## begin Provided entries

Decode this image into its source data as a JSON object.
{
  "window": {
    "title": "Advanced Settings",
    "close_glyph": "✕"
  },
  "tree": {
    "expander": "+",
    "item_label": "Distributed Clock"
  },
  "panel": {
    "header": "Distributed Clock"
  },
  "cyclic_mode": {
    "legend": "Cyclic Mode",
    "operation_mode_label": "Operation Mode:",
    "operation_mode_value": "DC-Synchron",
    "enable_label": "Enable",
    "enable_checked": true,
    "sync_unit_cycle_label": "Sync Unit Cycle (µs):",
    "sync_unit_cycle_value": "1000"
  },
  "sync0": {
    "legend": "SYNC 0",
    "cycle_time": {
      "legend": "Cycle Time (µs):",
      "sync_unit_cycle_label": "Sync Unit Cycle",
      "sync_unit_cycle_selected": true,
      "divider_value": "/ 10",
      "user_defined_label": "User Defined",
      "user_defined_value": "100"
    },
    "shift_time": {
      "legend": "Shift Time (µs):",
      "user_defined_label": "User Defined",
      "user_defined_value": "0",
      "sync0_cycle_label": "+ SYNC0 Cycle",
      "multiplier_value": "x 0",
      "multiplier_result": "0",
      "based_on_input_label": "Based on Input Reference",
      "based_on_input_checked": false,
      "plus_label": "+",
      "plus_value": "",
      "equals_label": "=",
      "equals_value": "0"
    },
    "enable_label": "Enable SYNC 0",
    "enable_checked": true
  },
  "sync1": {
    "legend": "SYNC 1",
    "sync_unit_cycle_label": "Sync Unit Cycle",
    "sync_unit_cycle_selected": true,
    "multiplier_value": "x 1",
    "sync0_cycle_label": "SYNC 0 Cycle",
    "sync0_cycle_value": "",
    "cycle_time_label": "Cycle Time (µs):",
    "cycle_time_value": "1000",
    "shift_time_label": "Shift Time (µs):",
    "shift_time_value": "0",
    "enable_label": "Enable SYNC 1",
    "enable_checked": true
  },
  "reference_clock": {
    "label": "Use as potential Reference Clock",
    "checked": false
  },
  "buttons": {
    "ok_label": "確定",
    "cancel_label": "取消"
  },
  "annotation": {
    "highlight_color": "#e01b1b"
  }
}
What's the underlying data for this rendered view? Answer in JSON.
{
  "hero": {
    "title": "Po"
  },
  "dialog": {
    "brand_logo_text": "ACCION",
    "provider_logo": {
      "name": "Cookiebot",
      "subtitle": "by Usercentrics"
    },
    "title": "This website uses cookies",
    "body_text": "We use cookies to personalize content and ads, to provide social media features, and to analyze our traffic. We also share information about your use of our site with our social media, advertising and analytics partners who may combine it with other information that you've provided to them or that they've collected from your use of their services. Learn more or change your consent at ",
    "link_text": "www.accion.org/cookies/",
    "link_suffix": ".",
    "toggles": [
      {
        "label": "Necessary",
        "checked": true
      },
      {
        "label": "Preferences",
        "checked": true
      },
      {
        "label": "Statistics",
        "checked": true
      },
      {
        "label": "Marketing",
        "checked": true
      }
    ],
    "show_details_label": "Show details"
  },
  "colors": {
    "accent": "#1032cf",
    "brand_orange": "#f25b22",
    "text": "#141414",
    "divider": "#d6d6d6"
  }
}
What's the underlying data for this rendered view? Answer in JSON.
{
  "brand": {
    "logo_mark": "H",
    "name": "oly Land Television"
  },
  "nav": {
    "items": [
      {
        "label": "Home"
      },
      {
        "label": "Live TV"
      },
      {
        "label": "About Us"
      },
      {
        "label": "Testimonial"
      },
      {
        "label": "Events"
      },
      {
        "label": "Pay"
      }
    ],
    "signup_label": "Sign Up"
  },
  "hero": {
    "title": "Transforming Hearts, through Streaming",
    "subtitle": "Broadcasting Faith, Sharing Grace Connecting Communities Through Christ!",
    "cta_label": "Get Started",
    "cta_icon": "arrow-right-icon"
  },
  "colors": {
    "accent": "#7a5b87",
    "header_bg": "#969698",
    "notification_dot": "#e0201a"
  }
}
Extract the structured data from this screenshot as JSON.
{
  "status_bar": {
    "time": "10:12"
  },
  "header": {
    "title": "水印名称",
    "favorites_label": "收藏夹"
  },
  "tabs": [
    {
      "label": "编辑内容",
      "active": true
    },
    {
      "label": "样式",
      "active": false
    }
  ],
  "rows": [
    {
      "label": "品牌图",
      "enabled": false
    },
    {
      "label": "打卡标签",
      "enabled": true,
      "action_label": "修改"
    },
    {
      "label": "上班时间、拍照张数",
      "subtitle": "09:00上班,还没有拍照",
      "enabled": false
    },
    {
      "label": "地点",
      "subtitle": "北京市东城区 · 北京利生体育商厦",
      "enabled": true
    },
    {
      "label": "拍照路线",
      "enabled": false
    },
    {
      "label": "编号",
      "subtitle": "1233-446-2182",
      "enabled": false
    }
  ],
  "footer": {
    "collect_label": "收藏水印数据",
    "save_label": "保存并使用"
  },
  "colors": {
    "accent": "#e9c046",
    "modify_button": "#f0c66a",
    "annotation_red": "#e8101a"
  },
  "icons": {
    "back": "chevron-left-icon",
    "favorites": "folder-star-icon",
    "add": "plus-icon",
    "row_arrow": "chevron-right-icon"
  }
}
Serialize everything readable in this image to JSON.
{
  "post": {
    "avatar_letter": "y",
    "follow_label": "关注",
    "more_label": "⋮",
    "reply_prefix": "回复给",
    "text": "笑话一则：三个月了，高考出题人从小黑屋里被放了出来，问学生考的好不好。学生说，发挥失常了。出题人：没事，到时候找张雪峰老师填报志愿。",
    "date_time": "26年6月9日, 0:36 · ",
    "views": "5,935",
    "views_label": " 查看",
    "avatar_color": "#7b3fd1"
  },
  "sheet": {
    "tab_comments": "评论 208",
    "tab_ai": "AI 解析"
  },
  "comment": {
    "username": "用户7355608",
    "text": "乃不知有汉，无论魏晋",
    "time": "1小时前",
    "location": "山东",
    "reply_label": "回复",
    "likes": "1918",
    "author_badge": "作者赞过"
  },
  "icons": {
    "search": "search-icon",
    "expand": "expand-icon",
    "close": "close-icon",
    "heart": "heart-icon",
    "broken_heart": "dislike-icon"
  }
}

## end Provided entries

● **Work required**:
Scan the records above for the string "image", then report every line that contains it.

● **Result of the task**:
Decode this image into its source data as a JSON object.
Serialize everything readable in this image to JSON.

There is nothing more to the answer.